Stated exercise -> Within the records that follow, find every line containing the string "burning". Copy those lines.

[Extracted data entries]

***

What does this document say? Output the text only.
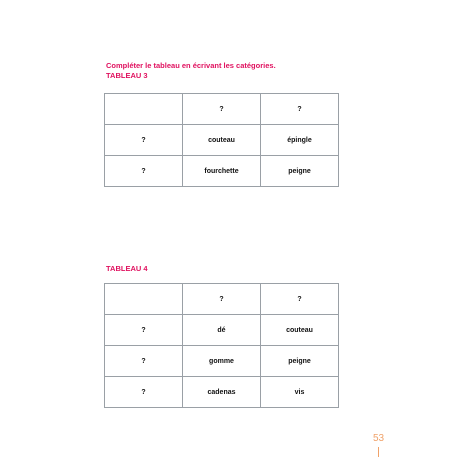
Compléter le tableau en écrivant les catégories.
TABLEAU 3
	?	?
?	couteau	épingle
?	fourchette	peigne
TABLEAU 4
	?	?
?	dé	couteau
?	gomme	peigne
?	cadenas	vis
53
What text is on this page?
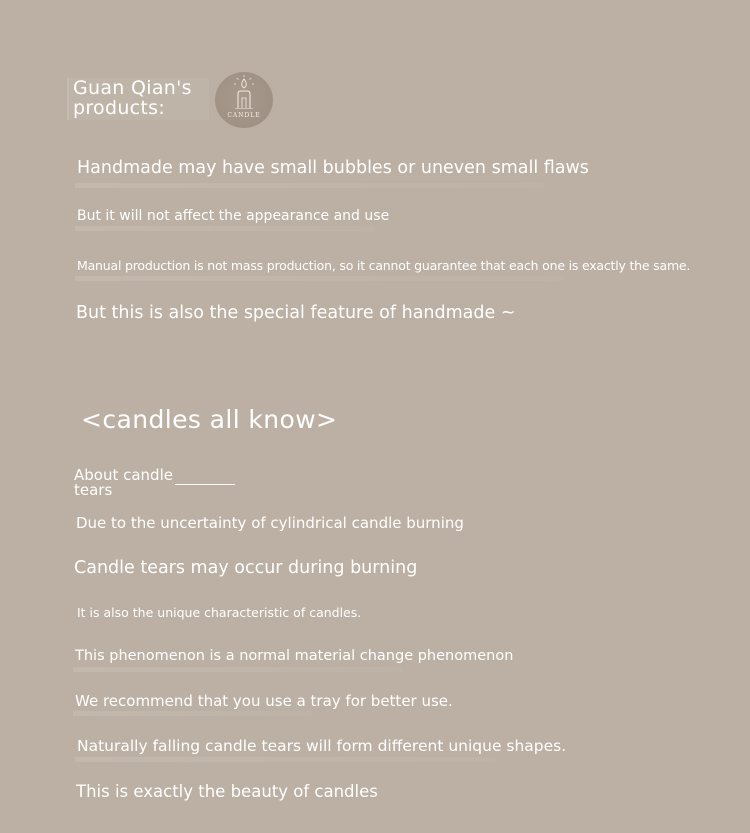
Guan Qian's products:	CANDLE
Handmade may have small bubbles or uneven small flaws
But it will not affect the appearance and use
Manual production is not mass production, so it cannot guarantee that each one is exactly the same.
But this is also the special feature of handmade ~
<candles all know>
About candle tears
Due to the uncertainty of cylindrical candle burning
Candle tears may occur during burning
It is also the unique characteristic of candles.
This phenomenon is a normal material change phenomenon
We recommend that you use a tray for better use.
Naturally falling candle tears will form different unique shapes.
This is exactly the beauty of candles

***

Task result ->
Due to the uncertainty of cylindrical candle burning
Candle tears may occur during burning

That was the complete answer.